AVAILABLE RECORDS:
━━━━━━━━━━━━━━━━━━━━
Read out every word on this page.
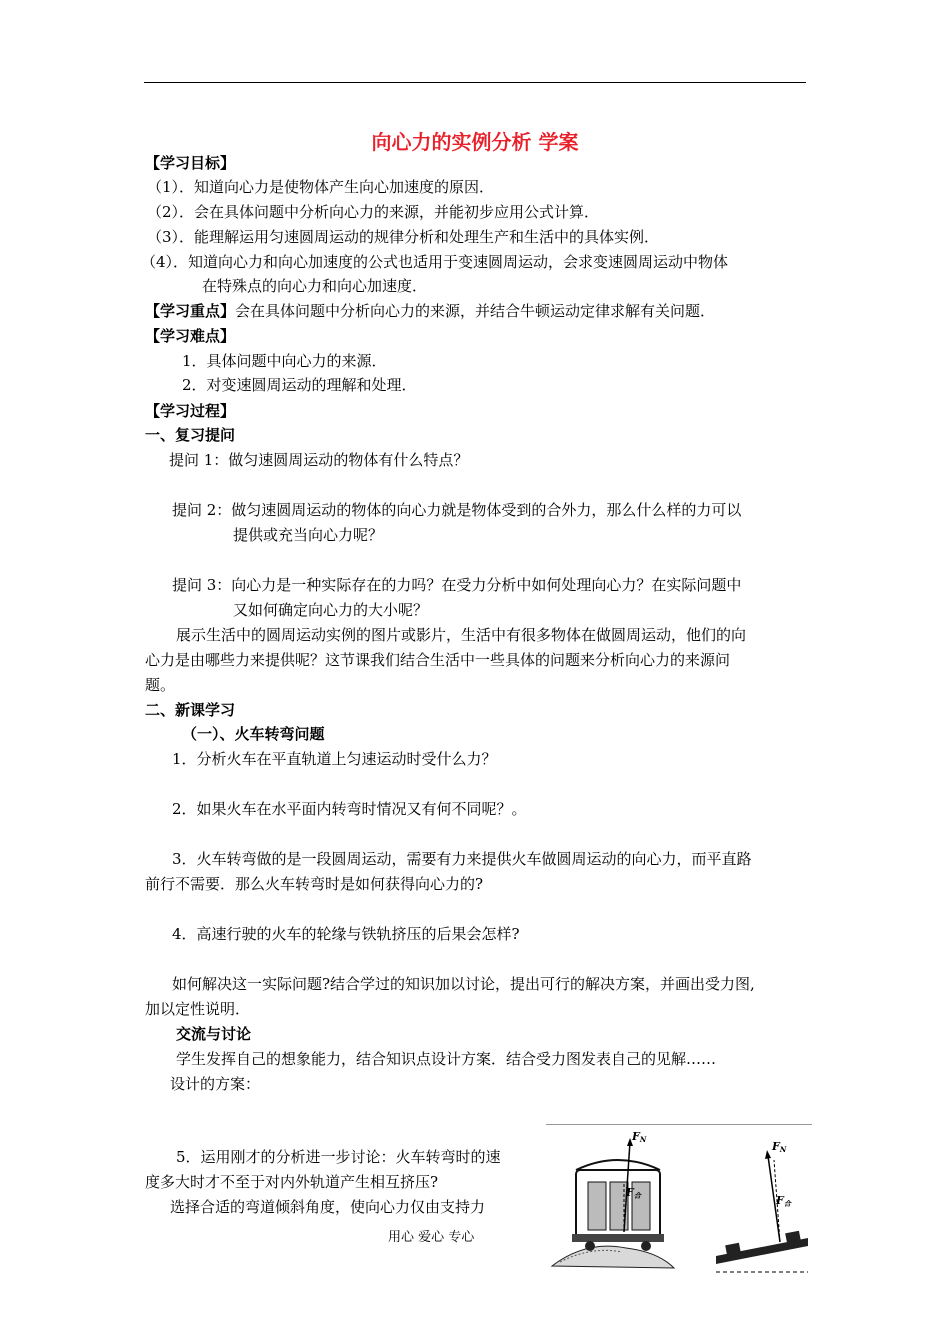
向心力的实例分析 学案
【学习目标】
（1）．知道向心力是使物体产生向心加速度的原因．
（2）．会在具体问题中分析向心力的来源，并能初步应用公式计算．
（3）．能理解运用匀速圆周运动的规律分析和处理生产和生活中的具体实例．
（4）．知道向心力和向心加速度的公式也适用于变速圆周运动，会求变速圆周运动中物体
在特殊点的向心力和向心加速度．
【学习重点】会在具体问题中分析向心力的来源，并结合牛顿运动定律求解有关问题．
【学习难点】
1．具体问题中向心力的来源．
2．对变速圆周运动的理解和处理．
【学习过程】
一、复习提问
提问 1：做匀速圆周运动的物体有什么特点？
提问 2：做匀速圆周运动的物体的向心力就是物体受到的合外力，那么什么样的力可以
提供或充当向心力呢？
提问 3：向心力是一种实际存在的力吗？在受力分析中如何处理向心力？在实际问题中
又如何确定向心力的大小呢？
展示生活中的圆周运动实例的图片或影片，生活中有很多物体在做圆周运动，他们的向
心力是由哪些力来提供呢？这节课我们结合生活中一些具体的问题来分析向心力的来源问
题。
二、新课学习
（一）、火车转弯问题
1．分析火车在平直轨道上匀速运动时受什么力？
2．如果火车在水平面内转弯时情况又有何不同呢？。
3．火车转弯做的是一段圆周运动，需要有力来提供火车做圆周运动的向心力，而平直路
前行不需要．那么火车转弯时是如何获得向心力的?
4．高速行驶的火车的轮缘与铁轨挤压的后果会怎样?
如何解决这一实际问题?结合学过的知识加以讨论，提出可行的解决方案，并画出受力图,
加以定性说明．
交流与讨论
学生发挥自己的想象能力，结合知识点设计方案．结合受力图发表自己的见解……
设计的方案：
5．运用刚才的分析进一步讨论：火车转弯时的速
度多大时才不至于对内外轨道产生相互挤压?
选择合适的弯道倾斜角度，使向心力仅由支持力
FN
F合
FN
F合
用心 爱心 专心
━━━━━━━━━━━━━━━━━━━━
INSTRUCTIONS TO FOLLOW:
Repeat the listing in full and exactly. Do not include any images.

THE RESPONSE:
Read out every word on this page.
向心力的实例分析 学案
【学习目标】
（1）．知道向心力是使物体产生向心加速度的原因．
（2）．会在具体问题中分析向心力的来源，并能初步应用公式计算．
（3）．能理解运用匀速圆周运动的规律分析和处理生产和生活中的具体实例．
（4）．知道向心力和向心加速度的公式也适用于变速圆周运动，会求变速圆周运动中物体
在特殊点的向心力和向心加速度．
【学习重点】会在具体问题中分析向心力的来源，并结合牛顿运动定律求解有关问题．
【学习难点】
1．具体问题中向心力的来源．
2．对变速圆周运动的理解和处理．
【学习过程】
一、复习提问
提问 1：做匀速圆周运动的物体有什么特点？
提问 2：做匀速圆周运动的物体的向心力就是物体受到的合外力，那么什么样的力可以
提供或充当向心力呢？
提问 3：向心力是一种实际存在的力吗？在受力分析中如何处理向心力？在实际问题中
又如何确定向心力的大小呢？
展示生活中的圆周运动实例的图片或影片，生活中有很多物体在做圆周运动，他们的向
心力是由哪些力来提供呢？这节课我们结合生活中一些具体的问题来分析向心力的来源问
题。
二、新课学习
（一）、火车转弯问题
1．分析火车在平直轨道上匀速运动时受什么力？
2．如果火车在水平面内转弯时情况又有何不同呢？。
3．火车转弯做的是一段圆周运动，需要有力来提供火车做圆周运动的向心力，而平直路
前行不需要．那么火车转弯时是如何获得向心力的?
4．高速行驶的火车的轮缘与铁轨挤压的后果会怎样?
如何解决这一实际问题?结合学过的知识加以讨论，提出可行的解决方案，并画出受力图,
加以定性说明．
交流与讨论
学生发挥自己的想象能力，结合知识点设计方案．结合受力图发表自己的见解……
设计的方案：
5．运用刚才的分析进一步讨论：火车转弯时的速
度多大时才不至于对内外轨道产生相互挤压?
选择合适的弯道倾斜角度，使向心力仅由支持力
FN
F合
FN
F合
用心 爱心 专心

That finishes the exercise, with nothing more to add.